:: Records supplied
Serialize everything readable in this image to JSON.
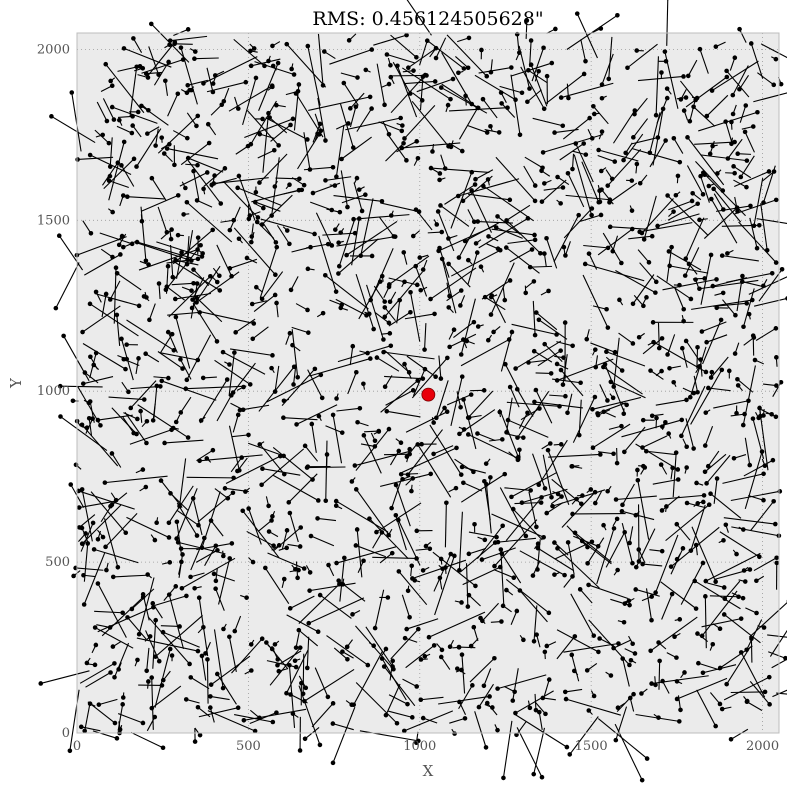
{
  "chart_data": {
    "type": "scatter",
    "title": "RMS: 0.456124505628\"",
    "xlabel": "X",
    "ylabel": "Y",
    "xlim": [
      0,
      2048
    ],
    "ylim": [
      0,
      2048
    ],
    "grid": true,
    "grid_style": "dotted",
    "background": "#ebebeb",
    "xticks": [
      0,
      500,
      1000,
      1500,
      2000
    ],
    "yticks": [
      0,
      500,
      1000,
      1500,
      2000
    ],
    "xtick_labels": [
      "0",
      "500",
      "1000",
      "1500",
      "2000"
    ],
    "ytick_labels": [
      "0",
      "500",
      "1000",
      "1500",
      "2000"
    ],
    "series": [
      {
        "marker": "dot-with-residual-vector",
        "color": "#000000",
        "vectors": [
          {
            "x": 1080,
            "y": 960,
            "dx": 70,
            "dy": 30
          },
          {
            "x": 960,
            "y": 880,
            "dx": 120,
            "dy": 60
          },
          {
            "x": 1250,
            "y": 1200,
            "dx": -40,
            "dy": 80
          },
          {
            "x": 1400,
            "y": 1180,
            "dx": -60,
            "dy": 50
          },
          {
            "x": 870,
            "y": 1230,
            "dx": 40,
            "dy": -30
          },
          {
            "x": 600,
            "y": 1350,
            "dx": -60,
            "dy": -80
          },
          {
            "x": 300,
            "y": 1600,
            "dx": 80,
            "dy": 40
          },
          {
            "x": 1700,
            "y": 400,
            "dx": -70,
            "dy": 20
          },
          {
            "x": 200,
            "y": 300,
            "dx": 40,
            "dy": -90
          },
          {
            "x": 1900,
            "y": 1100,
            "dx": -50,
            "dy": -60
          }
        ]
      },
      {
        "marker": "red-dot",
        "color": "#e8000b",
        "points": [
          {
            "x": 1025,
            "y": 990
          }
        ]
      }
    ]
  }
}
::::
> Direction
Word for word, quote the full listing, omitting every picture.

> Expected output
Serialize everything readable in this image to JSON.
{
  "chart_data": {
    "type": "scatter",
    "title": "RMS: 0.456124505628\"",
    "xlabel": "X",
    "ylabel": "Y",
    "xlim": [
      0,
      2048
    ],
    "ylim": [
      0,
      2048
    ],
    "grid": true,
    "grid_style": "dotted",
    "background": "#ebebeb",
    "xticks": [
      0,
      500,
      1000,
      1500,
      2000
    ],
    "yticks": [
      0,
      500,
      1000,
      1500,
      2000
    ],
    "xtick_labels": [
      "0",
      "500",
      "1000",
      "1500",
      "2000"
    ],
    "ytick_labels": [
      "0",
      "500",
      "1000",
      "1500",
      "2000"
    ],
    "series": [
      {
        "marker": "dot-with-residual-vector",
        "color": "#000000",
        "vectors": [
          {
            "x": 1080,
            "y": 960,
            "dx": 70,
            "dy": 30
          },
          {
            "x": 960,
            "y": 880,
            "dx": 120,
            "dy": 60
          },
          {
            "x": 1250,
            "y": 1200,
            "dx": -40,
            "dy": 80
          },
          {
            "x": 1400,
            "y": 1180,
            "dx": -60,
            "dy": 50
          },
          {
            "x": 870,
            "y": 1230,
            "dx": 40,
            "dy": -30
          },
          {
            "x": 600,
            "y": 1350,
            "dx": -60,
            "dy": -80
          },
          {
            "x": 300,
            "y": 1600,
            "dx": 80,
            "dy": 40
          },
          {
            "x": 1700,
            "y": 400,
            "dx": -70,
            "dy": 20
          },
          {
            "x": 200,
            "y": 300,
            "dx": 40,
            "dy": -90
          },
          {
            "x": 1900,
            "y": 1100,
            "dx": -50,
            "dy": -60
          }
        ]
      },
      {
        "marker": "red-dot",
        "color": "#e8000b",
        "points": [
          {
            "x": 1025,
            "y": 990
          }
        ]
      }
    ]
  }
}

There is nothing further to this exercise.